:: Supplied entries
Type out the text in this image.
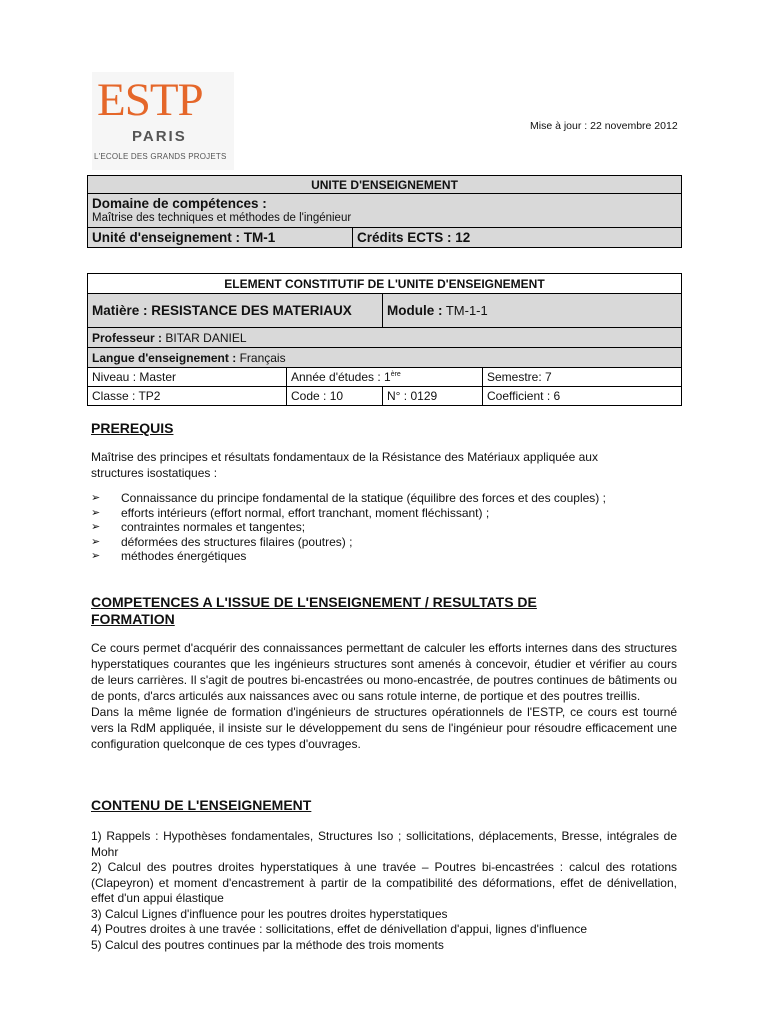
ESTP
PARIS
L'ECOLE DES GRANDS PROJETS
Mise à jour : 22 novembre 2012
UNITE D'ENSEIGNEMENT

Domaine de compétences :
Maîtrise des techniques et méthodes de l'ingénieur

Unité d'enseignement : TM-1	Crédits ECTS : 12
ELEMENT CONSTITUTIF DE L'UNITE D'ENSEIGNEMENT			
Matière : RESISTANCE DES MATERIAUX		Module : TM-1-1	
Professeur : BITAR DANIEL			
Langue d'enseignement : Français			
Niveau : Master	Année d'études : 1ère		Semestre: 7
Classe : TP2	Code : 10	N° : 0129	Coefficient : 6
PREREQUIS
Maîtrise des principes et résultats fondamentaux de la Résistance des Matériaux appliquée aux structures isostatiques :
➢ Connaissance du principe fondamental de la statique (équilibre des forces et des couples) ;
➢ efforts intérieurs (effort normal, effort tranchant, moment fléchissant) ;
➢ contraintes normales et tangentes;
➢ déformées des structures filaires (poutres) ;
➢ méthodes énergétiques
COMPETENCES A L'ISSUE DE L'ENSEIGNEMENT / RESULTATS DE
FORMATION
Ce cours permet d'acquérir des connaissances permettant de calculer les efforts internes dans des structures hyperstatiques courantes que les ingénieurs structures sont amenés à concevoir, étudier et vérifier au cours de leurs carrières. Il s'agit de poutres bi-encastrées ou mono-encastrée, de poutres continues de bâtiments ou de ponts, d'arcs articulés aux naissances avec ou sans rotule interne, de portique et des poutres treillis.
Dans la même lignée de formation d'ingénieurs de structures opérationnels de l'ESTP, ce cours est tourné vers la RdM appliquée, il insiste sur le développement du sens de l'ingénieur pour résoudre efficacement une configuration quelconque de ces types d'ouvrages.
CONTENU DE L'ENSEIGNEMENT
1) Rappels : Hypothèses fondamentales, Structures Iso ; sollicitations, déplacements, Bresse, intégrales de Mohr
2) Calcul des poutres droites hyperstatiques à une travée – Poutres bi-encastrées : calcul des rotations (Clapeyron) et moment d'encastrement à partir de la compatibilité des déformations, effet de dénivellation, effet d'un appui élastique
3) Calcul Lignes d'influence pour les poutres droites hyperstatiques
4) Poutres droites à une travée : sollicitations, effet de dénivellation d'appui, lignes d'influence
5) Calcul des poutres continues par la méthode des trois moments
::::
**Task directions**
Reproduce all of the material exactly, apart from the pictures.

**Exercise solution**
Type out the text in this image.
ESTP
PARIS
L'ECOLE DES GRANDS PROJETS
Mise à jour : 22 novembre 2012
UNITE D'ENSEIGNEMENT

Domaine de compétences :
Maîtrise des techniques et méthodes de l'ingénieur

Unité d'enseignement : TM-1	Crédits ECTS : 12
ELEMENT CONSTITUTIF DE L'UNITE D'ENSEIGNEMENT			
Matière : RESISTANCE DES MATERIAUX		Module : TM-1-1	
Professeur : BITAR DANIEL			
Langue d'enseignement : Français			
Niveau : Master	Année d'études : 1ère		Semestre: 7
Classe : TP2	Code : 10	N° : 0129	Coefficient : 6
PREREQUIS
Maîtrise des principes et résultats fondamentaux de la Résistance des Matériaux appliquée aux structures isostatiques :
➢ Connaissance du principe fondamental de la statique (équilibre des forces et des couples) ;
➢ efforts intérieurs (effort normal, effort tranchant, moment fléchissant) ;
➢ contraintes normales et tangentes;
➢ déformées des structures filaires (poutres) ;
➢ méthodes énergétiques
COMPETENCES A L'ISSUE DE L'ENSEIGNEMENT / RESULTATS DE
FORMATION
Ce cours permet d'acquérir des connaissances permettant de calculer les efforts internes dans des structures hyperstatiques courantes que les ingénieurs structures sont amenés à concevoir, étudier et vérifier au cours de leurs carrières. Il s'agit de poutres bi-encastrées ou mono-encastrée, de poutres continues de bâtiments ou de ponts, d'arcs articulés aux naissances avec ou sans rotule interne, de portique et des poutres treillis.
Dans la même lignée de formation d'ingénieurs de structures opérationnels de l'ESTP, ce cours est tourné vers la RdM appliquée, il insiste sur le développement du sens de l'ingénieur pour résoudre efficacement une configuration quelconque de ces types d'ouvrages.
CONTENU DE L'ENSEIGNEMENT
1) Rappels : Hypothèses fondamentales, Structures Iso ; sollicitations, déplacements, Bresse, intégrales de Mohr
2) Calcul des poutres droites hyperstatiques à une travée – Poutres bi-encastrées : calcul des rotations (Clapeyron) et moment d'encastrement à partir de la compatibilité des déformations, effet de dénivellation, effet d'un appui élastique
3) Calcul Lignes d'influence pour les poutres droites hyperstatiques
4) Poutres droites à une travée : sollicitations, effet de dénivellation d'appui, lignes d'influence
5) Calcul des poutres continues par la méthode des trois moments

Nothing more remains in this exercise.